### Exercise directions
Select and copy out every line in the records containing "VICE".

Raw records
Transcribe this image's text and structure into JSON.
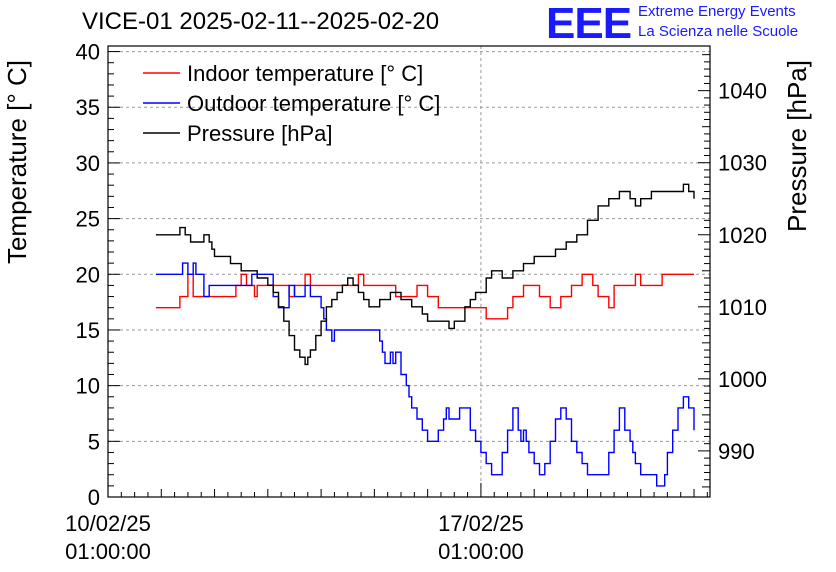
{
  "title": "VICE-01 2025-02-11--2025-02-20",
  "logo": {
    "mark": "EEE",
    "line1": "Extreme Energy Events",
    "line2": "La Scienza nelle Scuole",
    "color": "#1a1aff"
  },
  "chart_data": {
    "type": "line",
    "title": "VICE-01 2025-02-11--2025-02-20",
    "x_unit": "days since 10/02/25 01:00:00",
    "xlim": [
      0,
      11.3
    ],
    "x_ticks": [
      {
        "x": 0,
        "label": [
          "10/02/25",
          "01:00:00"
        ]
      },
      {
        "x": 7,
        "label": [
          "17/02/25",
          "01:00:00"
        ]
      }
    ],
    "ylabel": "Temperature [° C]",
    "ylim": [
      0,
      40.5
    ],
    "y_ticks": [
      0,
      5,
      10,
      15,
      20,
      25,
      30,
      35,
      40
    ],
    "y2label": "Pressure [hPa]",
    "y2lim": [
      983.6,
      1046.2
    ],
    "y2_ticks": [
      990,
      1000,
      1010,
      1020,
      1030,
      1040
    ],
    "grid": true,
    "legend_position": "top-left",
    "series": [
      {
        "name": "Indoor temperature [° C]",
        "color": "#ff0000",
        "axis": "left",
        "x": [
          0.9,
          1.2,
          1.35,
          1.5,
          1.6,
          2.3,
          2.4,
          2.5,
          2.6,
          2.75,
          2.8,
          3.2,
          3.4,
          3.5,
          3.7,
          3.8,
          4.5,
          4.7,
          4.8,
          5.2,
          5.4,
          5.6,
          5.8,
          6.0,
          6.1,
          6.2,
          6.5,
          6.6,
          6.8,
          7.1,
          7.2,
          7.5,
          7.6,
          7.8,
          8.1,
          8.3,
          8.5,
          8.7,
          8.9,
          9.1,
          9.2,
          9.4,
          9.5,
          9.9,
          10.0,
          10.3,
          10.4,
          10.9,
          11.0
        ],
        "y": [
          17,
          17,
          18,
          20,
          18,
          18,
          19,
          20,
          19,
          18,
          19,
          19,
          18,
          19,
          20,
          19,
          19,
          20,
          19,
          19,
          18,
          18,
          19,
          18,
          18,
          17,
          17,
          17,
          17,
          16,
          16,
          17,
          18,
          19,
          18,
          17,
          18,
          19,
          20,
          19,
          18,
          17,
          19,
          20,
          19,
          19,
          20,
          20,
          20
        ]
      },
      {
        "name": "Outdoor temperature [° C]",
        "color": "#0000ff",
        "axis": "left",
        "x": [
          0.9,
          1.3,
          1.4,
          1.5,
          1.6,
          1.65,
          1.8,
          1.9,
          2.0,
          2.5,
          2.7,
          3.0,
          3.1,
          3.2,
          3.4,
          3.5,
          3.7,
          3.8,
          4.0,
          4.05,
          4.1,
          4.2,
          4.25,
          4.3,
          4.4,
          4.7,
          5.0,
          5.1,
          5.15,
          5.2,
          5.3,
          5.35,
          5.4,
          5.5,
          5.6,
          5.65,
          5.7,
          5.8,
          5.9,
          6.0,
          6.1,
          6.2,
          6.3,
          6.35,
          6.4,
          6.5,
          6.6,
          6.8,
          6.9,
          7.0,
          7.1,
          7.2,
          7.3,
          7.4,
          7.5,
          7.6,
          7.7,
          7.75,
          7.8,
          7.85,
          7.9,
          8.0,
          8.1,
          8.2,
          8.3,
          8.4,
          8.5,
          8.6,
          8.7,
          8.8,
          8.9,
          9.0,
          9.1,
          9.3,
          9.4,
          9.5,
          9.6,
          9.7,
          9.8,
          9.85,
          9.9,
          10.0,
          10.1,
          10.2,
          10.3,
          10.4,
          10.45,
          10.5,
          10.6,
          10.7,
          10.8,
          10.9,
          11.0
        ],
        "y": [
          20,
          20,
          21,
          20,
          21,
          20,
          18,
          19,
          19,
          19,
          20,
          20,
          18,
          17,
          19,
          18,
          19,
          18,
          17,
          16,
          15,
          14,
          15,
          15,
          15,
          15,
          15,
          14,
          13,
          12,
          13,
          12,
          13,
          11,
          10,
          9,
          8,
          7,
          6,
          5,
          5,
          6,
          7,
          8,
          7,
          7,
          8,
          6,
          5,
          4,
          3,
          2,
          2,
          4,
          6,
          8,
          6,
          5,
          6,
          5,
          4,
          3,
          2,
          3,
          5,
          7,
          8,
          7,
          5,
          4,
          3,
          2,
          2,
          2,
          4,
          6,
          8,
          6,
          5,
          4,
          3,
          2,
          2,
          2,
          1,
          1,
          2,
          4,
          6,
          8,
          9,
          8,
          6
        ]
      },
      {
        "name": "Pressure [hPa]",
        "color": "#000000",
        "axis": "right",
        "x": [
          0.9,
          1.2,
          1.35,
          1.45,
          1.55,
          1.7,
          1.8,
          1.9,
          1.95,
          2.0,
          2.3,
          2.5,
          2.7,
          2.8,
          2.9,
          3.0,
          3.1,
          3.2,
          3.3,
          3.4,
          3.5,
          3.6,
          3.7,
          3.75,
          3.8,
          3.9,
          4.0,
          4.1,
          4.2,
          4.3,
          4.4,
          4.5,
          4.6,
          4.7,
          4.8,
          4.9,
          5.1,
          5.3,
          5.5,
          5.7,
          5.9,
          6.0,
          6.2,
          6.4,
          6.5,
          6.7,
          6.8,
          6.9,
          7.0,
          7.1,
          7.2,
          7.4,
          7.6,
          7.8,
          8.0,
          8.2,
          8.4,
          8.6,
          8.8,
          9.0,
          9.2,
          9.4,
          9.6,
          9.8,
          9.9,
          10.0,
          10.2,
          10.4,
          10.6,
          10.8,
          10.9,
          11.0
        ],
        "y": [
          1020,
          1020,
          1021,
          1020,
          1019,
          1019,
          1020,
          1019,
          1018,
          1017,
          1016,
          1015,
          1015,
          1014,
          1014,
          1013,
          1012,
          1010,
          1008,
          1006,
          1004,
          1003,
          1002,
          1003,
          1004,
          1006,
          1008,
          1010,
          1011,
          1012,
          1013,
          1014,
          1013,
          1012,
          1011,
          1010,
          1011,
          1012,
          1011,
          1010,
          1009,
          1008,
          1008,
          1007,
          1008,
          1010,
          1011,
          1012,
          1012,
          1014,
          1015,
          1014,
          1015,
          1016,
          1017,
          1017,
          1018,
          1019,
          1020,
          1022,
          1024,
          1025,
          1026,
          1025,
          1024,
          1025,
          1026,
          1026,
          1026,
          1027,
          1026,
          1025
        ]
      }
    ]
  }
}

### Written solution
  "title": "VICE-01 2025-02-11--2025-02-20",
    "title": "VICE-01 2025-02-11--2025-02-20",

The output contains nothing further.